Copy out every line of the records where the string "Pole" occurs.

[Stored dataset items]

────────────────

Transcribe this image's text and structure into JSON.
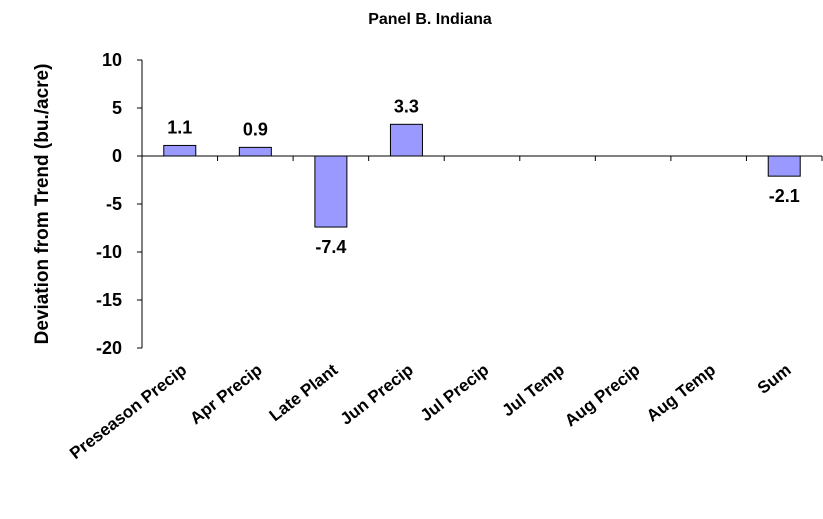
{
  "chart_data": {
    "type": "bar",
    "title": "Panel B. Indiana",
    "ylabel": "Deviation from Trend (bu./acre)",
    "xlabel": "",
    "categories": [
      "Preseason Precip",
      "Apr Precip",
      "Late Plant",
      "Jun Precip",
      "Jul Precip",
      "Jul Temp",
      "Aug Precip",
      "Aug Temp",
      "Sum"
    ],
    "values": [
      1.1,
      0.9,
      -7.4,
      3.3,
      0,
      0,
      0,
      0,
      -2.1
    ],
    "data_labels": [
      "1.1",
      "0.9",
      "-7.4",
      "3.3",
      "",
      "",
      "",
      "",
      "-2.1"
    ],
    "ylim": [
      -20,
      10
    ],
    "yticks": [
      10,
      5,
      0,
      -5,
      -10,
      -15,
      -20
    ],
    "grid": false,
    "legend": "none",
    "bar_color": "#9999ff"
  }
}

────────────────

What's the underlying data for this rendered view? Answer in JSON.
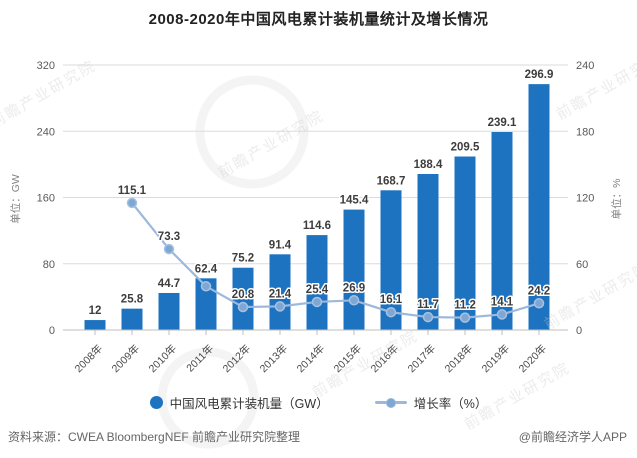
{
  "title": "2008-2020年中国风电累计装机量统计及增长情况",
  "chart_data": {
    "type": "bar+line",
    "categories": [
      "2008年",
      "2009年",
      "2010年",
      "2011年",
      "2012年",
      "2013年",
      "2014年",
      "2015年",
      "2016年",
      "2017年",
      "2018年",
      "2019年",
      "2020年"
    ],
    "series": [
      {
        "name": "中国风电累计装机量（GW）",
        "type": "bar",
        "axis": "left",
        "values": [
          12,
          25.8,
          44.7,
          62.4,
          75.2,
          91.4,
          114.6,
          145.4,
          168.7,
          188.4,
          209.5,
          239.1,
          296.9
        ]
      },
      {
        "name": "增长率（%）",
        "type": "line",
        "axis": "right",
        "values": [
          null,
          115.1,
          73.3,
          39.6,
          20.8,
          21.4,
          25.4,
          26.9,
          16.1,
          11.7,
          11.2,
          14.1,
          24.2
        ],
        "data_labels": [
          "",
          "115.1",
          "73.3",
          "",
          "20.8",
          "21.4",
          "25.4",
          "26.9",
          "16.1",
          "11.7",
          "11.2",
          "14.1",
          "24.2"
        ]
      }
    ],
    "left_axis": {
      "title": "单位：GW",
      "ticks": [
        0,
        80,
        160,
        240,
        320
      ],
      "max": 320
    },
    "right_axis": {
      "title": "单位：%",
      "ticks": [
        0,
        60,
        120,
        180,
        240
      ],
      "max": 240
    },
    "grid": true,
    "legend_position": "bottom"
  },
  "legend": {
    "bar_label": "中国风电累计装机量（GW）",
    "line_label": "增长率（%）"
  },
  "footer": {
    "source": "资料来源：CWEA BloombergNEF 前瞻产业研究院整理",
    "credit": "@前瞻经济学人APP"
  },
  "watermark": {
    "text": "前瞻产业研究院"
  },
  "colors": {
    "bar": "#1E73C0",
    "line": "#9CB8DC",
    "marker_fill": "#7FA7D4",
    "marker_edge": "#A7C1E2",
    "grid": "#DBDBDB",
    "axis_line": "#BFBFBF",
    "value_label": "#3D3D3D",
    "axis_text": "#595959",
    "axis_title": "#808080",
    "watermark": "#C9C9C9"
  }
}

────────────────

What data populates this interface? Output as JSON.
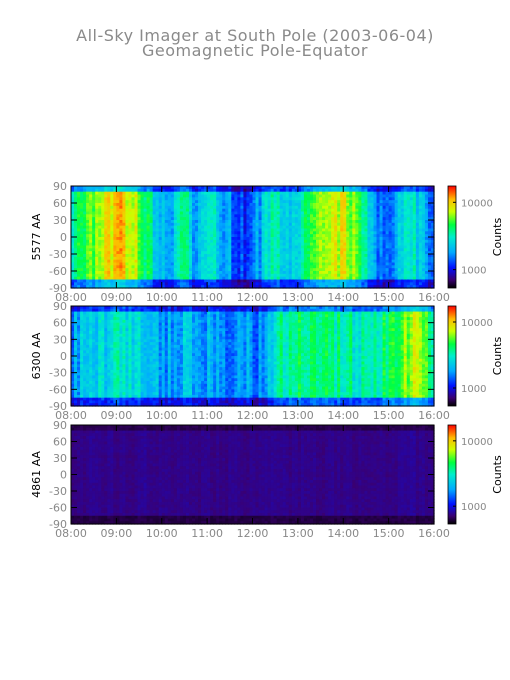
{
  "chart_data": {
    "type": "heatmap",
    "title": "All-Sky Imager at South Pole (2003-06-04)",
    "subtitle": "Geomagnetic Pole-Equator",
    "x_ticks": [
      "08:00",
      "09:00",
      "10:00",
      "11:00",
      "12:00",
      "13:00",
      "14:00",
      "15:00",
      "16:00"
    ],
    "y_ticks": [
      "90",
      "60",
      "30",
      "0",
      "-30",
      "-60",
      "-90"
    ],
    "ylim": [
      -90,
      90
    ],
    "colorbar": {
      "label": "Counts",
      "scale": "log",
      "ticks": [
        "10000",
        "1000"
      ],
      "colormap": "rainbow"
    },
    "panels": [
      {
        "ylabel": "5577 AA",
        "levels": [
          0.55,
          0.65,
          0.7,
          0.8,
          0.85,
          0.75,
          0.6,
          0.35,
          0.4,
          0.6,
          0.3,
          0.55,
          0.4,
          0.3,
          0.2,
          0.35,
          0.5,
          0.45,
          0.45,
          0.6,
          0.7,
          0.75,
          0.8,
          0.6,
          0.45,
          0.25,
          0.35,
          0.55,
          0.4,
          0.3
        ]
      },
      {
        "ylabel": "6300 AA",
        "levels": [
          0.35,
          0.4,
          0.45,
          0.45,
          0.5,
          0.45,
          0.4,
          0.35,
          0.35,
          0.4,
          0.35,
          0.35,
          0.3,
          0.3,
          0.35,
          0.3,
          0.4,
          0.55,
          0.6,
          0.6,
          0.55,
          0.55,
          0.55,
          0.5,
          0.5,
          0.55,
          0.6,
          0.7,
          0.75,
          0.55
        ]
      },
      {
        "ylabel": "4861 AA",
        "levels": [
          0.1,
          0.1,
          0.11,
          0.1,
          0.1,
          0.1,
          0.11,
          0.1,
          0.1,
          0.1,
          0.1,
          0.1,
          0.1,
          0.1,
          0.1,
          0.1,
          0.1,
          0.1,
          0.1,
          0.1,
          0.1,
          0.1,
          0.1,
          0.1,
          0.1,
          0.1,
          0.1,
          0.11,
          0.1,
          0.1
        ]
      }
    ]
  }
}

────────────────

The reply>
    "title": "All-Sky Imager at South Pole (2003-06-04)",
    "subtitle": "Geomagnetic Pole-Equator",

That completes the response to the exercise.